EXERCISE PROMPT:
Could you extract every entry below and reproduce it exactly?
"""
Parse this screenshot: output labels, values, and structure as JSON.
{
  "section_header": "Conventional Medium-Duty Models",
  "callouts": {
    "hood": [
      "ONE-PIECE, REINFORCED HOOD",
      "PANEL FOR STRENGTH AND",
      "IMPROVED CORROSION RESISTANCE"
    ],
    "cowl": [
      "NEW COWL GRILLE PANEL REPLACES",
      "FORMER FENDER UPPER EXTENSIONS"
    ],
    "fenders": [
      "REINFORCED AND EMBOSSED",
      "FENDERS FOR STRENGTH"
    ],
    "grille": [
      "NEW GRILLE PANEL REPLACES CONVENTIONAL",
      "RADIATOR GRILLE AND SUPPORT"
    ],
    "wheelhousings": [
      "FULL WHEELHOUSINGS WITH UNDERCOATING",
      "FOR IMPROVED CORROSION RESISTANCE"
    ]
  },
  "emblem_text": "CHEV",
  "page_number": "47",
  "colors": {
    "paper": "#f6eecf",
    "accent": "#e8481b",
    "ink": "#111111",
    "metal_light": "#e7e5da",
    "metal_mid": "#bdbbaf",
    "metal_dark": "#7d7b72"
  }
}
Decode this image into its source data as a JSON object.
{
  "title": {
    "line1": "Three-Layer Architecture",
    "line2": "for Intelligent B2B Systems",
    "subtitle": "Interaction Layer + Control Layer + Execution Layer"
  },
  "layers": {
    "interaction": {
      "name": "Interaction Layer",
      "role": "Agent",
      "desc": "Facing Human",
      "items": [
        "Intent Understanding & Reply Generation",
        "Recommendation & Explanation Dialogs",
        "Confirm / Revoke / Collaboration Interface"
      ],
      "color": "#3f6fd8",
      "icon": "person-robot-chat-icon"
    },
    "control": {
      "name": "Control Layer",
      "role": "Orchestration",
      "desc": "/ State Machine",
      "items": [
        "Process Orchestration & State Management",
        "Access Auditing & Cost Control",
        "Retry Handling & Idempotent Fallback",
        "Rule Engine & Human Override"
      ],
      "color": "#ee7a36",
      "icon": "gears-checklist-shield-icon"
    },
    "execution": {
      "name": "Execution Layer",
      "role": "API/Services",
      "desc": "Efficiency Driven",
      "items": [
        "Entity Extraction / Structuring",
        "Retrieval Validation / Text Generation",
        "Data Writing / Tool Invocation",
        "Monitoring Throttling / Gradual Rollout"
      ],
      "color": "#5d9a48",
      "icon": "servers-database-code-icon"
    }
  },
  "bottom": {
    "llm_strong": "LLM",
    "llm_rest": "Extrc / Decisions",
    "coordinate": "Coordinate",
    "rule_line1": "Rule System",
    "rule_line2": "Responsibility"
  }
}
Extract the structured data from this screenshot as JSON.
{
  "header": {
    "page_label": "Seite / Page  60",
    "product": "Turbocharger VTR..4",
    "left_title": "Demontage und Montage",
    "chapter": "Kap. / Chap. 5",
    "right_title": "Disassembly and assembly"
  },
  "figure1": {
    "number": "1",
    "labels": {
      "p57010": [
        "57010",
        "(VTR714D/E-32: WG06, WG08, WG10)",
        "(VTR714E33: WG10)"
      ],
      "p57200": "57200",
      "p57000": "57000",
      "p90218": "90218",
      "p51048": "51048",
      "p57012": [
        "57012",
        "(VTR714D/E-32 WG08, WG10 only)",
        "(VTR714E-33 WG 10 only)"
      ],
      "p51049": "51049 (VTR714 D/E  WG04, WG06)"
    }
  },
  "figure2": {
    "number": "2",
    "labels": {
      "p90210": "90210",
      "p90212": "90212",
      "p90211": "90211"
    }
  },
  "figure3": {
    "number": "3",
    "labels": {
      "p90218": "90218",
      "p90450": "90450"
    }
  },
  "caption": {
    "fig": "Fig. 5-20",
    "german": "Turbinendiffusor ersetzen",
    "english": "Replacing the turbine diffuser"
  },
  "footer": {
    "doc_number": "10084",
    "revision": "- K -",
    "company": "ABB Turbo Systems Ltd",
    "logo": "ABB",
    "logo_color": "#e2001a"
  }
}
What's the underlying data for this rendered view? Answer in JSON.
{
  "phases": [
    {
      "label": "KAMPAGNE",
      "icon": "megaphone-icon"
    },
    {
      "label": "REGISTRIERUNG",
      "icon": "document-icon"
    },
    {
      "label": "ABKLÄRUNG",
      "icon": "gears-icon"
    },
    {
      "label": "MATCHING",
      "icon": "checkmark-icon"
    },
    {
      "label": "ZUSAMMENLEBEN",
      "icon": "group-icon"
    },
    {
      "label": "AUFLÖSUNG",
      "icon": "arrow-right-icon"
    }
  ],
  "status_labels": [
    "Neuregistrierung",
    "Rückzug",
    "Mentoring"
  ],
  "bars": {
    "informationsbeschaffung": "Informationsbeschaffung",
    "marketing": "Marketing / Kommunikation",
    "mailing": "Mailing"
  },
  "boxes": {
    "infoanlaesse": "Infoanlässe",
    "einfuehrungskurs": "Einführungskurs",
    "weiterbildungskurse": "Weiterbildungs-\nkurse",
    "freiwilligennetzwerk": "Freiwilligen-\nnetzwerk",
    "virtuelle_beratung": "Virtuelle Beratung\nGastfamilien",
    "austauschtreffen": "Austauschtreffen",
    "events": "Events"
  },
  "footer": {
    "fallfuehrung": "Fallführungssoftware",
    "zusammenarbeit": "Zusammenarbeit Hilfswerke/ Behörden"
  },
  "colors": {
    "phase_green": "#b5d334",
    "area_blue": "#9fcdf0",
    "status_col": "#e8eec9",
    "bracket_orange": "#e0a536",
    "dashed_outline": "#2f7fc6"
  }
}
"""
OUTPUT FOR THIS TASK:
Parse this screenshot: output labels, values, and structure as JSON.
{
  "section_header": "Conventional Medium-Duty Models",
  "callouts": {
    "hood": [
      "ONE-PIECE, REINFORCED HOOD",
      "PANEL FOR STRENGTH AND",
      "IMPROVED CORROSION RESISTANCE"
    ],
    "cowl": [
      "NEW COWL GRILLE PANEL REPLACES",
      "FORMER FENDER UPPER EXTENSIONS"
    ],
    "fenders": [
      "REINFORCED AND EMBOSSED",
      "FENDERS FOR STRENGTH"
    ],
    "grille": [
      "NEW GRILLE PANEL REPLACES CONVENTIONAL",
      "RADIATOR GRILLE AND SUPPORT"
    ],
    "wheelhousings": [
      "FULL WHEELHOUSINGS WITH UNDERCOATING",
      "FOR IMPROVED CORROSION RESISTANCE"
    ]
  },
  "emblem_text": "CHEV",
  "page_number": "47",
  "colors": {
    "paper": "#f6eecf",
    "accent": "#e8481b",
    "ink": "#111111",
    "metal_light": "#e7e5da",
    "metal_mid": "#bdbbaf",
    "metal_dark": "#7d7b72"
  }
}
Decode this image into its source data as a JSON object.
{
  "title": {
    "line1": "Three-Layer Architecture",
    "line2": "for Intelligent B2B Systems",
    "subtitle": "Interaction Layer + Control Layer + Execution Layer"
  },
  "layers": {
    "interaction": {
      "name": "Interaction Layer",
      "role": "Agent",
      "desc": "Facing Human",
      "items": [
        "Intent Understanding & Reply Generation",
        "Recommendation & Explanation Dialogs",
        "Confirm / Revoke / Collaboration Interface"
      ],
      "color": "#3f6fd8",
      "icon": "person-robot-chat-icon"
    },
    "control": {
      "name": "Control Layer",
      "role": "Orchestration",
      "desc": "/ State Machine",
      "items": [
        "Process Orchestration & State Management",
        "Access Auditing & Cost Control",
        "Retry Handling & Idempotent Fallback",
        "Rule Engine & Human Override"
      ],
      "color": "#ee7a36",
      "icon": "gears-checklist-shield-icon"
    },
    "execution": {
      "name": "Execution Layer",
      "role": "API/Services",
      "desc": "Efficiency Driven",
      "items": [
        "Entity Extraction / Structuring",
        "Retrieval Validation / Text Generation",
        "Data Writing / Tool Invocation",
        "Monitoring Throttling / Gradual Rollout"
      ],
      "color": "#5d9a48",
      "icon": "servers-database-code-icon"
    }
  },
  "bottom": {
    "llm_strong": "LLM",
    "llm_rest": "Extrc / Decisions",
    "coordinate": "Coordinate",
    "rule_line1": "Rule System",
    "rule_line2": "Responsibility"
  }
}
Extract the structured data from this screenshot as JSON.
{
  "header": {
    "page_label": "Seite / Page  60",
    "product": "Turbocharger VTR..4",
    "left_title": "Demontage und Montage",
    "chapter": "Kap. / Chap. 5",
    "right_title": "Disassembly and assembly"
  },
  "figure1": {
    "number": "1",
    "labels": {
      "p57010": [
        "57010",
        "(VTR714D/E-32: WG06, WG08, WG10)",
        "(VTR714E33: WG10)"
      ],
      "p57200": "57200",
      "p57000": "57000",
      "p90218": "90218",
      "p51048": "51048",
      "p57012": [
        "57012",
        "(VTR714D/E-32 WG08, WG10 only)",
        "(VTR714E-33 WG 10 only)"
      ],
      "p51049": "51049 (VTR714 D/E  WG04, WG06)"
    }
  },
  "figure2": {
    "number": "2",
    "labels": {
      "p90210": "90210",
      "p90212": "90212",
      "p90211": "90211"
    }
  },
  "figure3": {
    "number": "3",
    "labels": {
      "p90218": "90218",
      "p90450": "90450"
    }
  },
  "caption": {
    "fig": "Fig. 5-20",
    "german": "Turbinendiffusor ersetzen",
    "english": "Replacing the turbine diffuser"
  },
  "footer": {
    "doc_number": "10084",
    "revision": "- K -",
    "company": "ABB Turbo Systems Ltd",
    "logo": "ABB",
    "logo_color": "#e2001a"
  }
}
What's the underlying data for this rendered view? Answer in JSON.
{
  "phases": [
    {
      "label": "KAMPAGNE",
      "icon": "megaphone-icon"
    },
    {
      "label": "REGISTRIERUNG",
      "icon": "document-icon"
    },
    {
      "label": "ABKLÄRUNG",
      "icon": "gears-icon"
    },
    {
      "label": "MATCHING",
      "icon": "checkmark-icon"
    },
    {
      "label": "ZUSAMMENLEBEN",
      "icon": "group-icon"
    },
    {
      "label": "AUFLÖSUNG",
      "icon": "arrow-right-icon"
    }
  ],
  "status_labels": [
    "Neuregistrierung",
    "Rückzug",
    "Mentoring"
  ],
  "bars": {
    "informationsbeschaffung": "Informationsbeschaffung",
    "marketing": "Marketing / Kommunikation",
    "mailing": "Mailing"
  },
  "boxes": {
    "infoanlaesse": "Infoanlässe",
    "einfuehrungskurs": "Einführungskurs",
    "weiterbildungskurse": "Weiterbildungs-\nkurse",
    "freiwilligennetzwerk": "Freiwilligen-\nnetzwerk",
    "virtuelle_beratung": "Virtuelle Beratung\nGastfamilien",
    "austauschtreffen": "Austauschtreffen",
    "events": "Events"
  },
  "footer": {
    "fallfuehrung": "Fallführungssoftware",
    "zusammenarbeit": "Zusammenarbeit Hilfswerke/ Behörden"
  },
  "colors": {
    "phase_green": "#b5d334",
    "area_blue": "#9fcdf0",
    "status_col": "#e8eec9",
    "bracket_orange": "#e0a536",
    "dashed_outline": "#2f7fc6"
  }
}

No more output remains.